| What is expected |
Output each entry verbatim and exclude every picture from it.

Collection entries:
----

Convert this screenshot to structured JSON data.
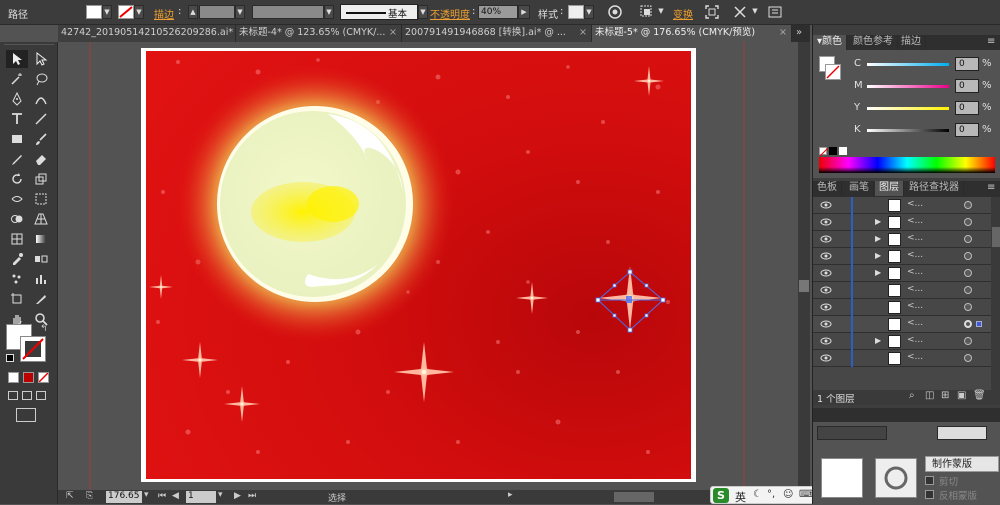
{
  "control_bar": {
    "object_type": "路径",
    "stroke_label": "描边",
    "basic_label": "基本",
    "opacity_label": "不透明度",
    "opacity_value": "40%",
    "style_label": "样式",
    "transform_label": "变换"
  },
  "doc_tabs": [
    {
      "label": "42742_20190514210526209286.ai*"
    },
    {
      "label": "未标题-4* @ 123.65% (CMYK/..."
    },
    {
      "label": "200791491946868 [转换].ai* @ ..."
    },
    {
      "label": "未标题-5* @ 176.65% (CMYK/预览)"
    }
  ],
  "color_panel": {
    "tabs": [
      "颜色",
      "颜色参考",
      "描边"
    ],
    "channels": [
      {
        "name": "C",
        "value": "0",
        "unit": "%"
      },
      {
        "name": "M",
        "value": "0",
        "unit": "%"
      },
      {
        "name": "Y",
        "value": "0",
        "unit": "%"
      },
      {
        "name": "K",
        "value": "0",
        "unit": "%"
      }
    ]
  },
  "layers_panel": {
    "tabs": [
      "色板",
      "画笔",
      "图层",
      "路径查找器"
    ],
    "rows": [
      {
        "name": "<...",
        "expandable": false
      },
      {
        "name": "<...",
        "expandable": true
      },
      {
        "name": "<...",
        "expandable": true
      },
      {
        "name": "<...",
        "expandable": true
      },
      {
        "name": "<...",
        "expandable": true
      },
      {
        "name": "<...",
        "expandable": false
      },
      {
        "name": "<...",
        "expandable": false
      },
      {
        "name": "<...",
        "expandable": false,
        "selected": true
      },
      {
        "name": "<...",
        "expandable": true
      },
      {
        "name": "<...",
        "expandable": false
      }
    ],
    "footer_count": "1 个图层"
  },
  "bottom_panel": {
    "make_mask": "制作蒙版",
    "clip": "剪切",
    "invert_mask": "反相蒙版"
  },
  "status_bar": {
    "zoom": "176.65",
    "page": "1",
    "mode": "选择"
  },
  "ime_bar": {
    "lang": "英"
  },
  "colors": {
    "canvas_red": "#d40f0f",
    "moon_glow": "#f3f8c8",
    "ui_bg": "#535353",
    "panel_bg": "#3e3e3e",
    "selection_blue": "#4a6ef0"
  }
}
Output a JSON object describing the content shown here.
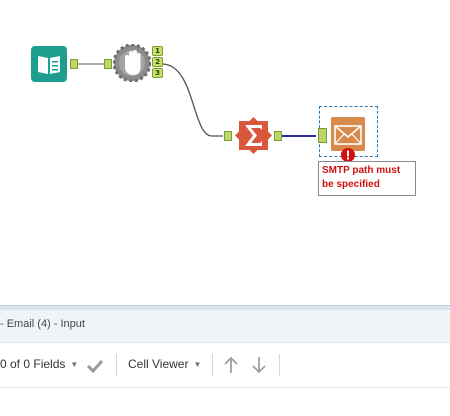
{
  "workflow": {
    "tools": [
      {
        "name": "input-data-tool",
        "icon": "book-icon"
      },
      {
        "name": "test-tool",
        "icon": "hand-stop-icon",
        "outputs": [
          "1",
          "2",
          "3"
        ]
      },
      {
        "name": "summarize-tool",
        "icon": "sigma-icon"
      },
      {
        "name": "email-tool",
        "icon": "envelope-icon",
        "status": "error"
      }
    ],
    "error_message": "SMTP path must be specified",
    "colors": {
      "input_tool": "#1c9f8f",
      "summarize_tool": "#d9573c",
      "email_tool": "#d88a4a",
      "anchor": "#b9d66a",
      "error": "#d01010",
      "selected_connection": "#2d2f9e"
    }
  },
  "results_panel": {
    "title": "- Email (4) - Input",
    "fields_label": "0 of 0 Fields",
    "cell_viewer_label": "Cell Viewer"
  }
}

----

| Answer below |
Convert this screenshot to structured JSON data.
{
  "control_bar": {
    "object_type": "路径",
    "stroke_label": "描边",
    "basic_label": "基本",
    "opacity_label": "不透明度",
    "opacity_value": "40%",
    "style_label": "样式",
    "transform_label": "变换"
  },
  "doc_tabs": [
    {
      "label": "42742_20190514210526209286.ai*"
    },
    {
      "label": "未标题-4* @ 123.65% (CMYK/..."
    },
    {
      "label": "200791491946868 [转换].ai* @ ..."
    },
    {
      "label": "未标题-5* @ 176.65% (CMYK/预览)"
    }
  ],
  "color_panel": {
    "tabs": [
      "颜色",
      "颜色参考",
      "描边"
    ],
    "channels": [
      {
        "name": "C",
        "value": "0",
        "unit": "%"
      },
      {
        "name": "M",
        "value": "0",
        "unit": "%"
      },
      {
        "name": "Y",
        "value": "0",
        "unit": "%"
      },
      {
        "name": "K",
        "value": "0",
        "unit": "%"
      }
    ]
  },
  "layers_panel": {
    "tabs": [
      "色板",
      "画笔",
      "图层",
      "路径查找器"
    ],
    "rows": [
      {
        "name": "<...",
        "expandable": false
      },
      {
        "name": "<...",
        "expandable": true
      },
      {
        "name": "<...",
        "expandable": true
      },
      {
        "name": "<...",
        "expandable": true
      },
      {
        "name": "<...",
        "expandable": true
      },
      {
        "name": "<...",
        "expandable": false
      },
      {
        "name": "<...",
        "expandable": false
      },
      {
        "name": "<...",
        "expandable": false,
        "selected": true
      },
      {
        "name": "<...",
        "expandable": true
      },
      {
        "name": "<...",
        "expandable": false
      }
    ],
    "footer_count": "1 个图层"
  },
  "bottom_panel": {
    "make_mask": "制作蒙版",
    "clip": "剪切",
    "invert_mask": "反相蒙版"
  },
  "status_bar": {
    "zoom": "176.65",
    "page": "1",
    "mode": "选择"
  },
  "ime_bar": {
    "lang": "英"
  },
  "colors": {
    "canvas_red": "#d40f0f",
    "moon_glow": "#f3f8c8",
    "ui_bg": "#535353",
    "panel_bg": "#3e3e3e",
    "selection_blue": "#4a6ef0"
  }
}
Output a JSON object describing the content shown here.
{
  "workflow": {
    "tools": [
      {
        "name": "input-data-tool",
        "icon": "book-icon"
      },
      {
        "name": "test-tool",
        "icon": "hand-stop-icon",
        "outputs": [
          "1",
          "2",
          "3"
        ]
      },
      {
        "name": "summarize-tool",
        "icon": "sigma-icon"
      },
      {
        "name": "email-tool",
        "icon": "envelope-icon",
        "status": "error"
      }
    ],
    "error_message": "SMTP path must be specified",
    "colors": {
      "input_tool": "#1c9f8f",
      "summarize_tool": "#d9573c",
      "email_tool": "#d88a4a",
      "anchor": "#b9d66a",
      "error": "#d01010",
      "selected_connection": "#2d2f9e"
    }
  },
  "results_panel": {
    "title": "- Email (4) - Input",
    "fields_label": "0 of 0 Fields",
    "cell_viewer_label": "Cell Viewer"
  }
}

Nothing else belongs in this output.